Directive: Write out the records that appear below, verbatim and complete, but without pictures.

-----

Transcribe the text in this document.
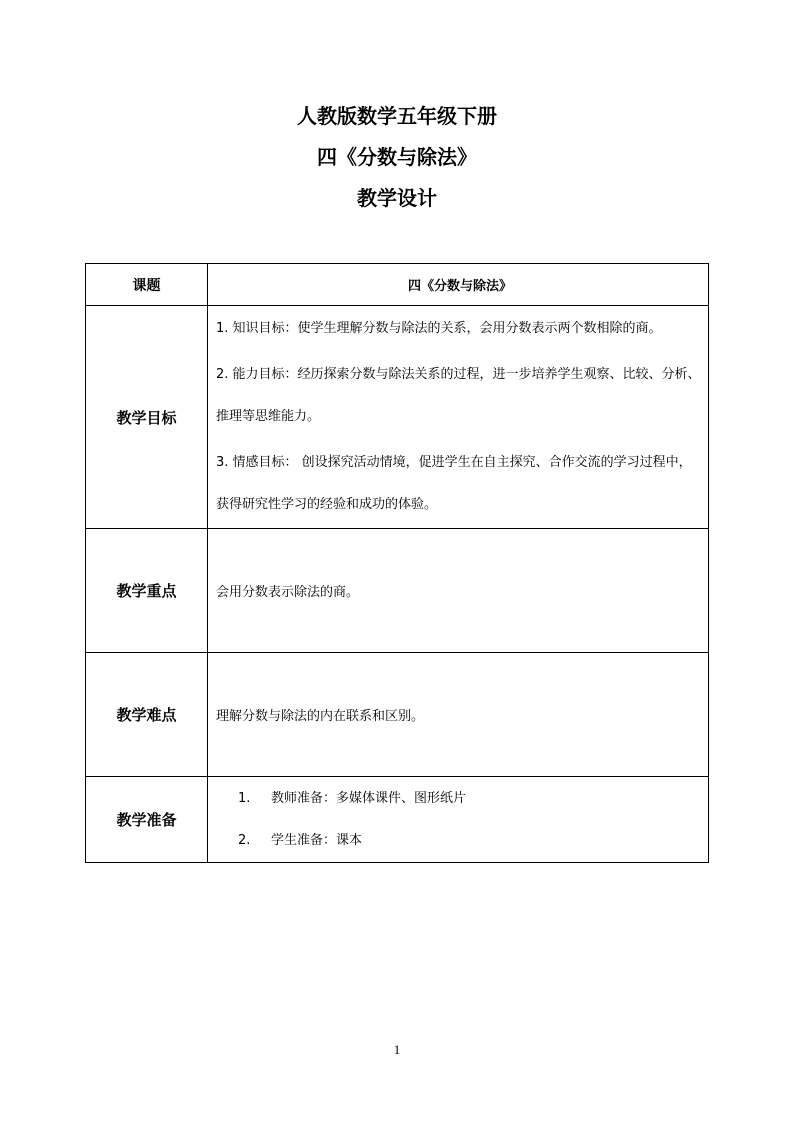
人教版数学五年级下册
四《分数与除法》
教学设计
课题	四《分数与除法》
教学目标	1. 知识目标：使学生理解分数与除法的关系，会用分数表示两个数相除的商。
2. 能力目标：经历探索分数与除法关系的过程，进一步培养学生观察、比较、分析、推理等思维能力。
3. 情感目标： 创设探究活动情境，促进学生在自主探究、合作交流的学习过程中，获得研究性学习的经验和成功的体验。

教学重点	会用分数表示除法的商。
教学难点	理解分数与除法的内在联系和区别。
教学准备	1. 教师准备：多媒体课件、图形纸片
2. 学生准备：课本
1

-----

Final answer:
Transcribe the text in this document.
人教版数学五年级下册
四《分数与除法》
教学设计
课题	四《分数与除法》
教学目标	1. 知识目标：使学生理解分数与除法的关系，会用分数表示两个数相除的商。
2. 能力目标：经历探索分数与除法关系的过程，进一步培养学生观察、比较、分析、推理等思维能力。
3. 情感目标： 创设探究活动情境，促进学生在自主探究、合作交流的学习过程中，获得研究性学习的经验和成功的体验。

教学重点	会用分数表示除法的商。
教学难点	理解分数与除法的内在联系和区别。
教学准备	1. 教师准备：多媒体课件、图形纸片
2. 学生准备：课本
1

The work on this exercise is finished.